Problem details: Lines containing the string "subtitle" are to be counted. Write only how many there are.
------ Provided information
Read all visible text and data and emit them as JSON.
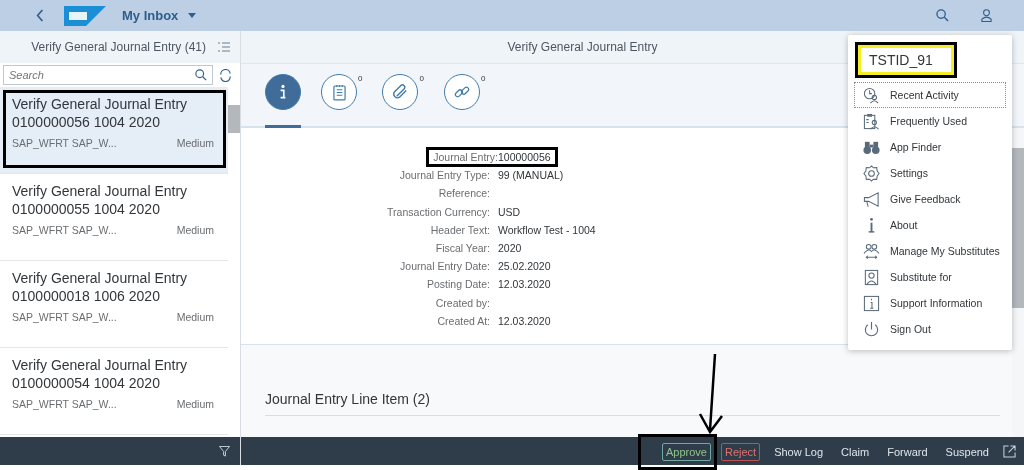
{
  "header": {
    "app_title": "My Inbox"
  },
  "list_panel": {
    "title": "Verify General Journal Entry (41)",
    "search": {
      "placeholder": "Search"
    },
    "items": [
      {
        "title": "Verify General Journal Entry",
        "subtitle": "0100000056 1004 2020",
        "created_by": "SAP_WFRT SAP_W...",
        "priority": "Medium",
        "selected": true,
        "annotated": true
      },
      {
        "title": "Verify General Journal Entry",
        "subtitle": "0100000055 1004 2020",
        "created_by": "SAP_WFRT SAP_W...",
        "priority": "Medium",
        "selected": false,
        "annotated": false
      },
      {
        "title": "Verify General Journal Entry",
        "subtitle": "0100000018 1006 2020",
        "created_by": "SAP_WFRT SAP_W...",
        "priority": "Medium",
        "selected": false,
        "annotated": false
      },
      {
        "title": "Verify General Journal Entry",
        "subtitle": "0100000054 1004 2020",
        "created_by": "SAP_WFRT SAP_W...",
        "priority": "Medium",
        "selected": false,
        "annotated": false
      }
    ]
  },
  "detail": {
    "title": "Verify General Journal Entry",
    "tabs": [
      {
        "kind": "info",
        "selected": true
      },
      {
        "kind": "notes",
        "count": "0",
        "selected": false
      },
      {
        "kind": "attachments",
        "count": "0",
        "selected": false
      },
      {
        "kind": "links",
        "count": "0",
        "selected": false
      }
    ],
    "fields": [
      {
        "label": "Journal Entry:",
        "value": "100000056",
        "annotated": true
      },
      {
        "label": "Journal Entry Type:",
        "value": "99 (MANUAL)",
        "annotated": false
      },
      {
        "label": "Reference:",
        "annotated": false
      },
      {
        "label": "Transaction Currency:",
        "value": "USD",
        "annotated": false
      },
      {
        "label": "Header Text:",
        "value": "Workflow Test - 1004",
        "annotated": false
      },
      {
        "label": "Fiscal Year:",
        "value": "2020",
        "annotated": false
      },
      {
        "label": "Journal Entry Date:",
        "value": "25.02.2020",
        "annotated": false
      },
      {
        "label": "Posting Date:",
        "value": "12.03.2020",
        "annotated": false
      },
      {
        "label": "Created by:",
        "annotated": false
      },
      {
        "label": "Created At:",
        "value": "12.03.2020",
        "annotated": false
      }
    ],
    "section_title": "Journal Entry Line Item (2)"
  },
  "footer": {
    "actions": [
      {
        "label": "Approve",
        "kind": "accept",
        "annotated": true
      },
      {
        "label": "Reject",
        "kind": "reject",
        "annotated": false
      },
      {
        "label": "Show Log",
        "kind": "plain",
        "annotated": false
      },
      {
        "label": "Claim",
        "kind": "plain",
        "annotated": false
      },
      {
        "label": "Forward",
        "kind": "plain",
        "annotated": false
      },
      {
        "label": "Suspend",
        "kind": "plain",
        "annotated": false
      }
    ]
  },
  "user_menu": {
    "user_id": "TSTID_91",
    "items": [
      {
        "label": "Recent Activity",
        "focused": true
      },
      {
        "label": "Frequently Used",
        "focused": false
      },
      {
        "label": "App Finder",
        "focused": false
      },
      {
        "label": "Settings",
        "focused": false
      },
      {
        "label": "Give Feedback",
        "focused": false
      },
      {
        "label": "About",
        "focused": false
      },
      {
        "label": "Manage My Substitutes",
        "focused": false
      },
      {
        "label": "Substitute for",
        "focused": false
      },
      {
        "label": "Support Information",
        "focused": false
      },
      {
        "label": "Sign Out",
        "focused": false
      }
    ]
  }
}
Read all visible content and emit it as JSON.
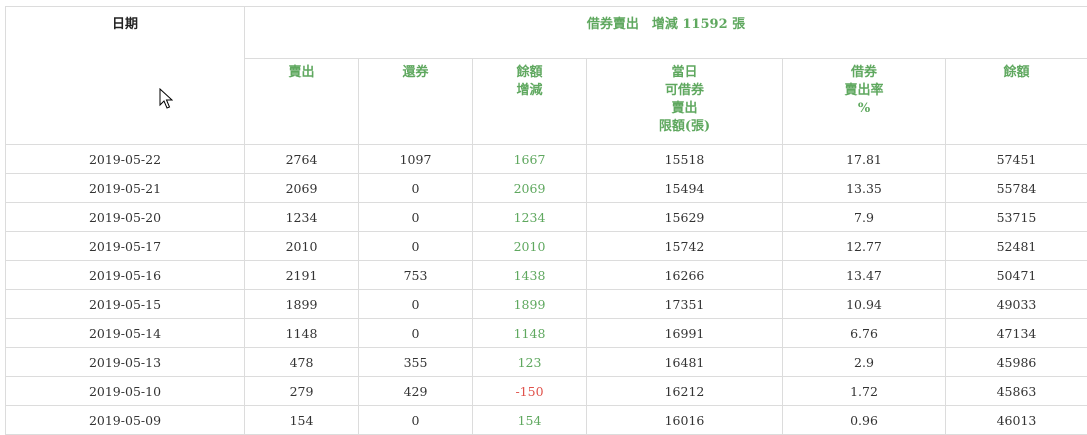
{
  "colors": {
    "header_green": "#5fa85f",
    "negative_red": "#e0524b",
    "text": "#333333",
    "border": "#dcdcdc"
  },
  "header": {
    "group_title": "借券賣出　增減 11592 張",
    "date": "日期",
    "sell": "賣出",
    "return": "還券",
    "balance_change": [
      "餘額",
      "增減"
    ],
    "daily_limit": [
      "當日",
      "可借券",
      "賣出",
      "限額(張)"
    ],
    "sell_rate": [
      "借券",
      "賣出率",
      "%"
    ],
    "balance": "餘額"
  },
  "rows": [
    {
      "date": "2019-05-22",
      "sell": "2764",
      "return": "1097",
      "change": "1667",
      "limit": "15518",
      "rate": "17.81",
      "balance": "57451"
    },
    {
      "date": "2019-05-21",
      "sell": "2069",
      "return": "0",
      "change": "2069",
      "limit": "15494",
      "rate": "13.35",
      "balance": "55784"
    },
    {
      "date": "2019-05-20",
      "sell": "1234",
      "return": "0",
      "change": "1234",
      "limit": "15629",
      "rate": "7.9",
      "balance": "53715"
    },
    {
      "date": "2019-05-17",
      "sell": "2010",
      "return": "0",
      "change": "2010",
      "limit": "15742",
      "rate": "12.77",
      "balance": "52481"
    },
    {
      "date": "2019-05-16",
      "sell": "2191",
      "return": "753",
      "change": "1438",
      "limit": "16266",
      "rate": "13.47",
      "balance": "50471"
    },
    {
      "date": "2019-05-15",
      "sell": "1899",
      "return": "0",
      "change": "1899",
      "limit": "17351",
      "rate": "10.94",
      "balance": "49033"
    },
    {
      "date": "2019-05-14",
      "sell": "1148",
      "return": "0",
      "change": "1148",
      "limit": "16991",
      "rate": "6.76",
      "balance": "47134"
    },
    {
      "date": "2019-05-13",
      "sell": "478",
      "return": "355",
      "change": "123",
      "limit": "16481",
      "rate": "2.9",
      "balance": "45986"
    },
    {
      "date": "2019-05-10",
      "sell": "279",
      "return": "429",
      "change": "-150",
      "limit": "16212",
      "rate": "1.72",
      "balance": "45863"
    },
    {
      "date": "2019-05-09",
      "sell": "154",
      "return": "0",
      "change": "154",
      "limit": "16016",
      "rate": "0.96",
      "balance": "46013"
    }
  ]
}
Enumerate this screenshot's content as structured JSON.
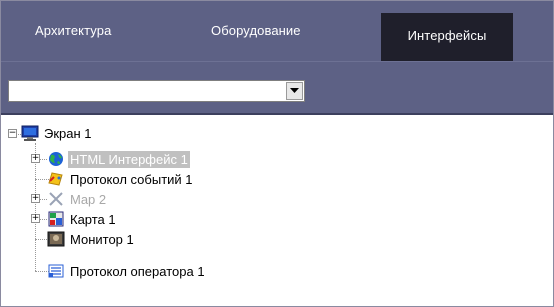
{
  "tabs": [
    {
      "label": "Архитектура",
      "active": false
    },
    {
      "label": "Оборудование",
      "active": false
    },
    {
      "label": "Интерфейсы",
      "active": true
    }
  ],
  "toolbar": {
    "combo_value": ""
  },
  "tree": {
    "root": {
      "label": "Экран 1",
      "icon": "monitor-icon",
      "expanded": true
    },
    "children": [
      {
        "label": "HTML Интерфейс 1",
        "icon": "globe-icon",
        "expandable": true,
        "selected": true
      },
      {
        "label": "Протокол событий 1",
        "icon": "event-log-icon",
        "expandable": false
      },
      {
        "label": "Map 2",
        "icon": "map-x-icon",
        "expandable": true,
        "disabled": true
      },
      {
        "label": "Карта 1",
        "icon": "map-icon",
        "expandable": true
      },
      {
        "label": "Монитор 1",
        "icon": "video-monitor-icon",
        "expandable": false
      },
      {
        "label": "Протокол оператора 1",
        "icon": "operator-log-icon",
        "expandable": false
      }
    ]
  },
  "colors": {
    "tabbar": "#5d6185",
    "active_tab": "#1f1f2b",
    "selection": "#c0c0c0"
  }
}
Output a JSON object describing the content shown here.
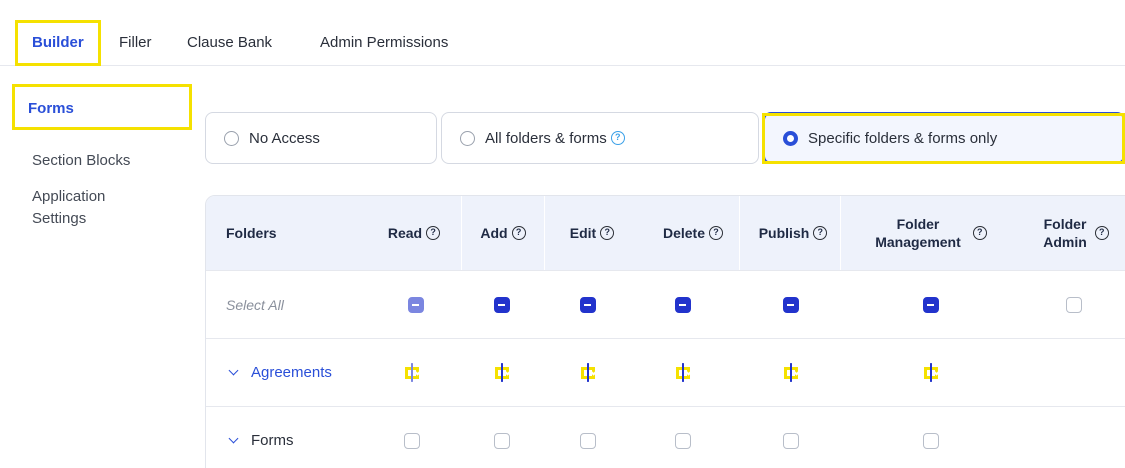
{
  "topnav": {
    "tabs": [
      {
        "label": "Builder",
        "active": true
      },
      {
        "label": "Filler",
        "active": false
      },
      {
        "label": "Clause Bank",
        "active": false
      },
      {
        "label": "Admin Permissions",
        "active": false
      }
    ]
  },
  "sidebar": {
    "items": [
      {
        "label": "Forms",
        "active": true
      },
      {
        "label": "Section Blocks",
        "active": false
      },
      {
        "label": "Application",
        "active": false
      },
      {
        "label": "Settings",
        "active": false
      }
    ]
  },
  "access": {
    "options": [
      {
        "label": "No Access",
        "selected": false
      },
      {
        "label": "All folders & forms",
        "selected": false,
        "help_icon": "question-circle-icon"
      },
      {
        "label": "Specific folders & forms only",
        "selected": true
      }
    ]
  },
  "table": {
    "columns": [
      {
        "label": "Folders"
      },
      {
        "label": "Read"
      },
      {
        "label": "Add"
      },
      {
        "label": "Edit"
      },
      {
        "label": "Delete"
      },
      {
        "label": "Publish"
      },
      {
        "label_line1": "Folder",
        "label_line2": "Management"
      },
      {
        "label_line1": "Folder",
        "label_line2": "Admin"
      }
    ],
    "help_glyph": "?",
    "rows": [
      {
        "label": "Select All",
        "states": [
          "indeterminate-light",
          "indeterminate",
          "indeterminate",
          "indeterminate",
          "indeterminate",
          "indeterminate",
          "unchecked"
        ]
      },
      {
        "label": "Agreements",
        "expand_icon": "chevron-down-icon",
        "states": [
          "checked-light",
          "checked",
          "checked",
          "checked",
          "checked",
          "checked"
        ]
      },
      {
        "label": "Forms",
        "expand_icon": "chevron-down-icon",
        "states": [
          "unchecked",
          "unchecked",
          "unchecked",
          "unchecked",
          "unchecked",
          "unchecked"
        ]
      }
    ]
  },
  "colors": {
    "accent": "#2a4fd8",
    "checkbox_fill": "#2233cc",
    "highlight": "#f5e100",
    "header_bg": "#eef2fb"
  }
}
------------
Solution for this exercise: 4